Given request
Copy out all the records, word for word.

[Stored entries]
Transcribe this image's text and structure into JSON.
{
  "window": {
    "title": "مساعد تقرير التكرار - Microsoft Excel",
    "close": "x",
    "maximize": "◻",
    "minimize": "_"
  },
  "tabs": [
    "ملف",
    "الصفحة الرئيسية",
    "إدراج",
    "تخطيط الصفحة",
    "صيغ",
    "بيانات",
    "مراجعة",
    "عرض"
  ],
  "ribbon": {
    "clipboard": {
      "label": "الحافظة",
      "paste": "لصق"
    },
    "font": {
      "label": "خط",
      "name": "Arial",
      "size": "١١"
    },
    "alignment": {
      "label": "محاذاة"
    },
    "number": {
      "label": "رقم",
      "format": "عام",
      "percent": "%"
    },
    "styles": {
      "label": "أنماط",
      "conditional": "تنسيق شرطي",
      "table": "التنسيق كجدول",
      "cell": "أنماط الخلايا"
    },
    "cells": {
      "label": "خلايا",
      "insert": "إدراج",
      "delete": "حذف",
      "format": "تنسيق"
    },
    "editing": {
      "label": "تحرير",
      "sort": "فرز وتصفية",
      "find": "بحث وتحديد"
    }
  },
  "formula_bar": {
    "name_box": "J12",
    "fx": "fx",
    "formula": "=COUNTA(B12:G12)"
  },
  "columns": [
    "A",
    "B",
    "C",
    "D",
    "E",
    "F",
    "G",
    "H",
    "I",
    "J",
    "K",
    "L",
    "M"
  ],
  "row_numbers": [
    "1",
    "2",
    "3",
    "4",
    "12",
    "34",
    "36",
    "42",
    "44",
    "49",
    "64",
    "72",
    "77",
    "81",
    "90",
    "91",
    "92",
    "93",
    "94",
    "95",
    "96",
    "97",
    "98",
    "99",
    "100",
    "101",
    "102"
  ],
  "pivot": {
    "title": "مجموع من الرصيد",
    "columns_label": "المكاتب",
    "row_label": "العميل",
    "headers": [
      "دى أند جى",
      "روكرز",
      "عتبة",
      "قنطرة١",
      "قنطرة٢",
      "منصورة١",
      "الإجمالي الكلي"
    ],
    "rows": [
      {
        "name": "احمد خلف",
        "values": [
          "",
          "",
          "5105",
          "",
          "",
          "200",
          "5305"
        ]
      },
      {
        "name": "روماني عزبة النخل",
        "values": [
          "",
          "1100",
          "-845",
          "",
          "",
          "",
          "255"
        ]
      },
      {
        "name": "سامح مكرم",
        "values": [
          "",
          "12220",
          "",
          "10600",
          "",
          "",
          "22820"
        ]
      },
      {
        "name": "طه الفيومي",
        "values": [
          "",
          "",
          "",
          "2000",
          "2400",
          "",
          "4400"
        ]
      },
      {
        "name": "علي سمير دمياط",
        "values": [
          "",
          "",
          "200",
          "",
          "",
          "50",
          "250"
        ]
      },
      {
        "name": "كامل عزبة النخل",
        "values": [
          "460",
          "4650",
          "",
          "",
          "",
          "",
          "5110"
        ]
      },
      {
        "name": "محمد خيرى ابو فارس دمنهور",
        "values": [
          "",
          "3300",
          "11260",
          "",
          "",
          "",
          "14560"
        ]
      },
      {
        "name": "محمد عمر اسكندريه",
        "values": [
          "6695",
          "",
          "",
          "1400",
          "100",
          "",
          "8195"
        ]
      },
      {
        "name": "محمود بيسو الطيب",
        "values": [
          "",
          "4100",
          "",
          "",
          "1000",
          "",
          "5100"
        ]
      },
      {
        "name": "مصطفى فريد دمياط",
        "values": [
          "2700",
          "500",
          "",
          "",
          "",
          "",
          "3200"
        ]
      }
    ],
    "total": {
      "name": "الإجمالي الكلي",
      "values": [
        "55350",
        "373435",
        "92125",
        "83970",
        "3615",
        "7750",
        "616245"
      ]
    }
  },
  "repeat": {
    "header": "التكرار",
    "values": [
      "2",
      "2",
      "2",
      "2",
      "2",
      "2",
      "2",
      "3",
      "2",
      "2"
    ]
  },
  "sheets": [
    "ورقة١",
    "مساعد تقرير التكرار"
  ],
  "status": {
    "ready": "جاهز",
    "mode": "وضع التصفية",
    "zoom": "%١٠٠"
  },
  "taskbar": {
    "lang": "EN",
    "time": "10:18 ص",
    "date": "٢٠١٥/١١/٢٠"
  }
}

Reply
Transcribe this image's text and structure into JSON.
{
  "window": {
    "title": "مساعد تقرير التكرار - Microsoft Excel",
    "close": "x",
    "maximize": "◻",
    "minimize": "_"
  },
  "tabs": [
    "ملف",
    "الصفحة الرئيسية",
    "إدراج",
    "تخطيط الصفحة",
    "صيغ",
    "بيانات",
    "مراجعة",
    "عرض"
  ],
  "ribbon": {
    "clipboard": {
      "label": "الحافظة",
      "paste": "لصق"
    },
    "font": {
      "label": "خط",
      "name": "Arial",
      "size": "١١"
    },
    "alignment": {
      "label": "محاذاة"
    },
    "number": {
      "label": "رقم",
      "format": "عام",
      "percent": "%"
    },
    "styles": {
      "label": "أنماط",
      "conditional": "تنسيق شرطي",
      "table": "التنسيق كجدول",
      "cell": "أنماط الخلايا"
    },
    "cells": {
      "label": "خلايا",
      "insert": "إدراج",
      "delete": "حذف",
      "format": "تنسيق"
    },
    "editing": {
      "label": "تحرير",
      "sort": "فرز وتصفية",
      "find": "بحث وتحديد"
    }
  },
  "formula_bar": {
    "name_box": "J12",
    "fx": "fx",
    "formula": "=COUNTA(B12:G12)"
  },
  "columns": [
    "A",
    "B",
    "C",
    "D",
    "E",
    "F",
    "G",
    "H",
    "I",
    "J",
    "K",
    "L",
    "M"
  ],
  "row_numbers": [
    "1",
    "2",
    "3",
    "4",
    "12",
    "34",
    "36",
    "42",
    "44",
    "49",
    "64",
    "72",
    "77",
    "81",
    "90",
    "91",
    "92",
    "93",
    "94",
    "95",
    "96",
    "97",
    "98",
    "99",
    "100",
    "101",
    "102"
  ],
  "pivot": {
    "title": "مجموع من الرصيد",
    "columns_label": "المكاتب",
    "row_label": "العميل",
    "headers": [
      "دى أند جى",
      "روكرز",
      "عتبة",
      "قنطرة١",
      "قنطرة٢",
      "منصورة١",
      "الإجمالي الكلي"
    ],
    "rows": [
      {
        "name": "احمد خلف",
        "values": [
          "",
          "",
          "5105",
          "",
          "",
          "200",
          "5305"
        ]
      },
      {
        "name": "روماني عزبة النخل",
        "values": [
          "",
          "1100",
          "-845",
          "",
          "",
          "",
          "255"
        ]
      },
      {
        "name": "سامح مكرم",
        "values": [
          "",
          "12220",
          "",
          "10600",
          "",
          "",
          "22820"
        ]
      },
      {
        "name": "طه الفيومي",
        "values": [
          "",
          "",
          "",
          "2000",
          "2400",
          "",
          "4400"
        ]
      },
      {
        "name": "علي سمير دمياط",
        "values": [
          "",
          "",
          "200",
          "",
          "",
          "50",
          "250"
        ]
      },
      {
        "name": "كامل عزبة النخل",
        "values": [
          "460",
          "4650",
          "",
          "",
          "",
          "",
          "5110"
        ]
      },
      {
        "name": "محمد خيرى ابو فارس دمنهور",
        "values": [
          "",
          "3300",
          "11260",
          "",
          "",
          "",
          "14560"
        ]
      },
      {
        "name": "محمد عمر اسكندريه",
        "values": [
          "6695",
          "",
          "",
          "1400",
          "100",
          "",
          "8195"
        ]
      },
      {
        "name": "محمود بيسو الطيب",
        "values": [
          "",
          "4100",
          "",
          "",
          "1000",
          "",
          "5100"
        ]
      },
      {
        "name": "مصطفى فريد دمياط",
        "values": [
          "2700",
          "500",
          "",
          "",
          "",
          "",
          "3200"
        ]
      }
    ],
    "total": {
      "name": "الإجمالي الكلي",
      "values": [
        "55350",
        "373435",
        "92125",
        "83970",
        "3615",
        "7750",
        "616245"
      ]
    }
  },
  "repeat": {
    "header": "التكرار",
    "values": [
      "2",
      "2",
      "2",
      "2",
      "2",
      "2",
      "2",
      "3",
      "2",
      "2"
    ]
  },
  "sheets": [
    "ورقة١",
    "مساعد تقرير التكرار"
  ],
  "status": {
    "ready": "جاهز",
    "mode": "وضع التصفية",
    "zoom": "%١٠٠"
  },
  "taskbar": {
    "lang": "EN",
    "time": "10:18 ص",
    "date": "٢٠١٥/١١/٢٠"
  }
}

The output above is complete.